▶ SUPPLIED DATA

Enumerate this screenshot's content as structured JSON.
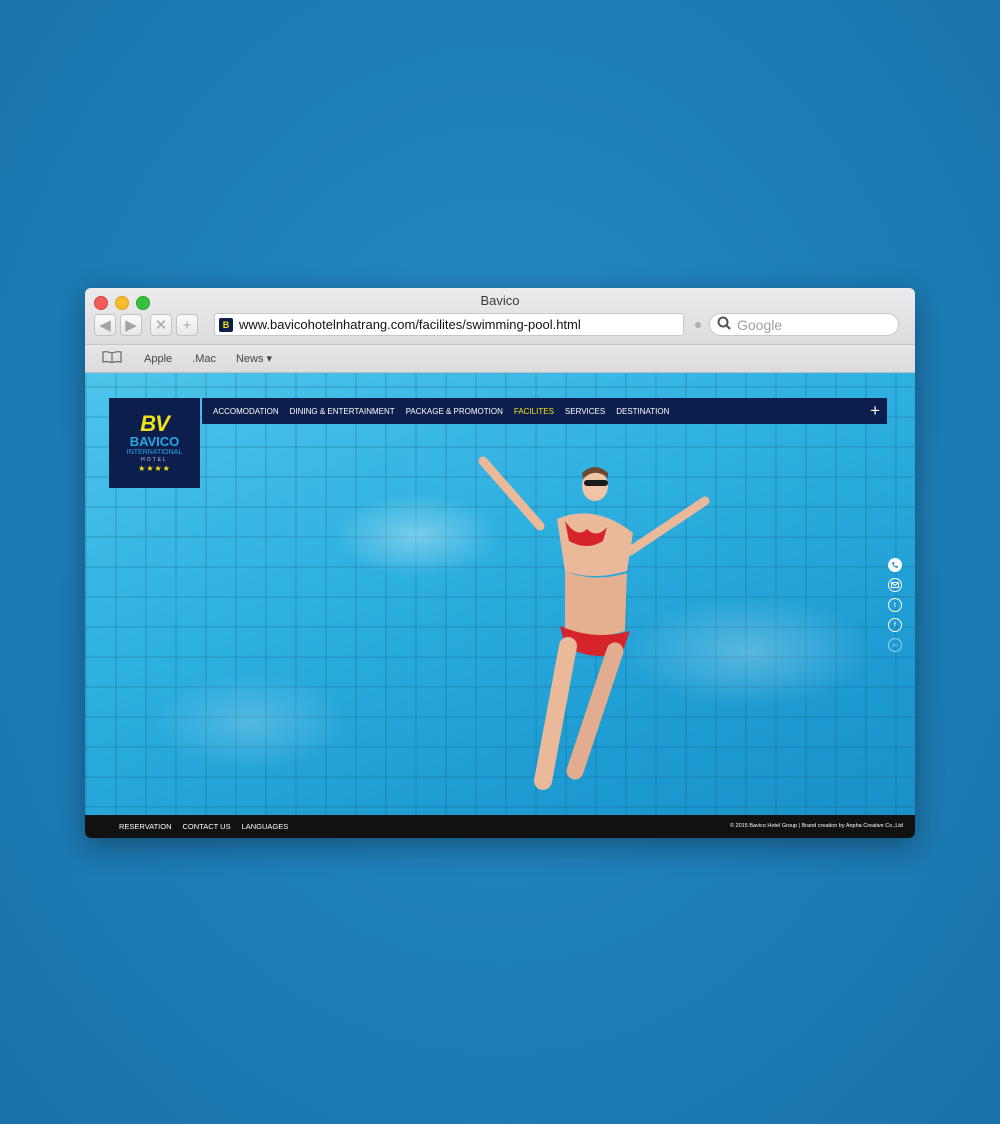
{
  "window": {
    "title": "Bavico"
  },
  "toolbar": {
    "back_label": "◀",
    "forward_label": "▶",
    "stop_label": "✕",
    "add_label": "+",
    "url": "www.bavicohotelnhatrang.com/facilites/swimming-pool.html",
    "search_placeholder": "Google"
  },
  "bookmarks": {
    "items": [
      "Apple",
      ".Mac",
      "News ▾"
    ]
  },
  "site": {
    "logo": {
      "mark": "BV",
      "name": "BAVICO",
      "subtitle": "INTERNATIONAL",
      "hotel": "HOTEL",
      "stars": "★★★★"
    },
    "nav": {
      "items": [
        "ACCOMODATION",
        "DINING & ENTERTAINMENT",
        "PACKAGE & PROMOTION",
        "FACILITES",
        "SERVICES",
        "DESTINATION"
      ],
      "active": "FACILITES",
      "plus_label": "+"
    },
    "social_icons": [
      "phone-icon",
      "mail-icon",
      "twitter-icon",
      "facebook-icon",
      "tripadvisor-icon"
    ],
    "footer": {
      "links": [
        "RESERVATION",
        "CONTACT US",
        "LANGUAGES"
      ],
      "copyright": "© 2015 Bavico Hotel Group  |  Brand creation by Anpha Creative Co.,Ltd"
    }
  },
  "colors": {
    "brand_navy": "#0c1f4c",
    "brand_yellow": "#f3e21a",
    "brand_blue": "#28a7e6",
    "footer_black": "#111111",
    "pool_blue": "#2eb0e0"
  }
}
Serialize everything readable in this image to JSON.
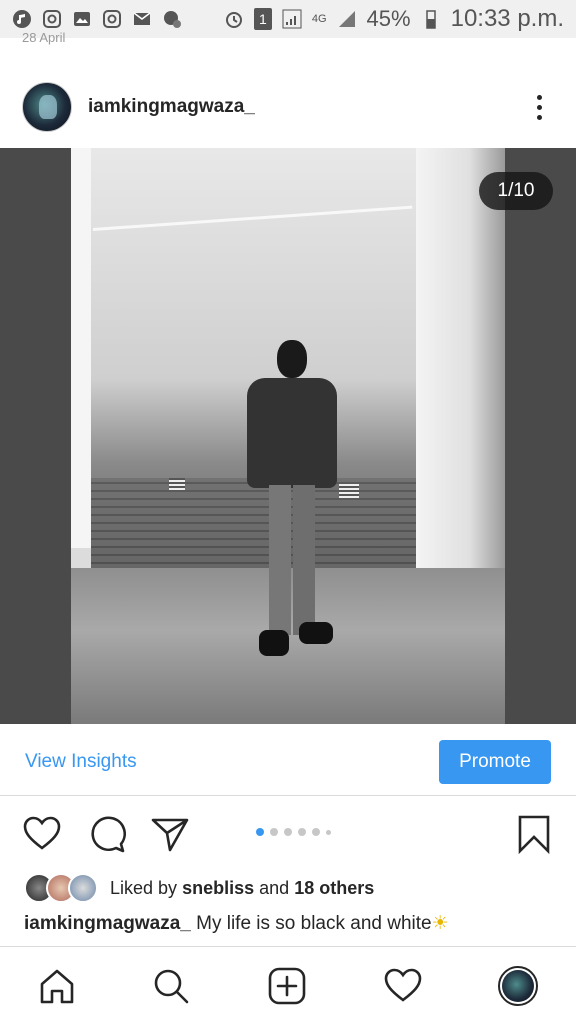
{
  "status_bar": {
    "battery": "45%",
    "time": "10:33 p.m.",
    "network": "4G",
    "sim": "1",
    "left_icons": [
      "music-icon",
      "instagram-icon",
      "gallery-icon",
      "instagram-icon",
      "mail-icon",
      "block-icon"
    ]
  },
  "post": {
    "date_partial": "28 April",
    "username": "iamkingmagwaza_",
    "counter": "1/10",
    "insights_label": "View Insights",
    "promote_label": "Promote",
    "likes_prefix": "Liked by",
    "likes_user": "snebliss",
    "likes_and": "and",
    "likes_others": "18 others",
    "caption_user": "iamkingmagwaza_",
    "caption_text": "My life is so black and white",
    "caption_emoji": "☀",
    "carousel_position": 1,
    "carousel_total": 10
  },
  "colors": {
    "accent": "#3897f0",
    "text": "#262626"
  }
}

▶ DIRECTIONS
Of the lines in the material, how many include "this"? Respond with the number alone.

▶ REPLY TO THE TASK
2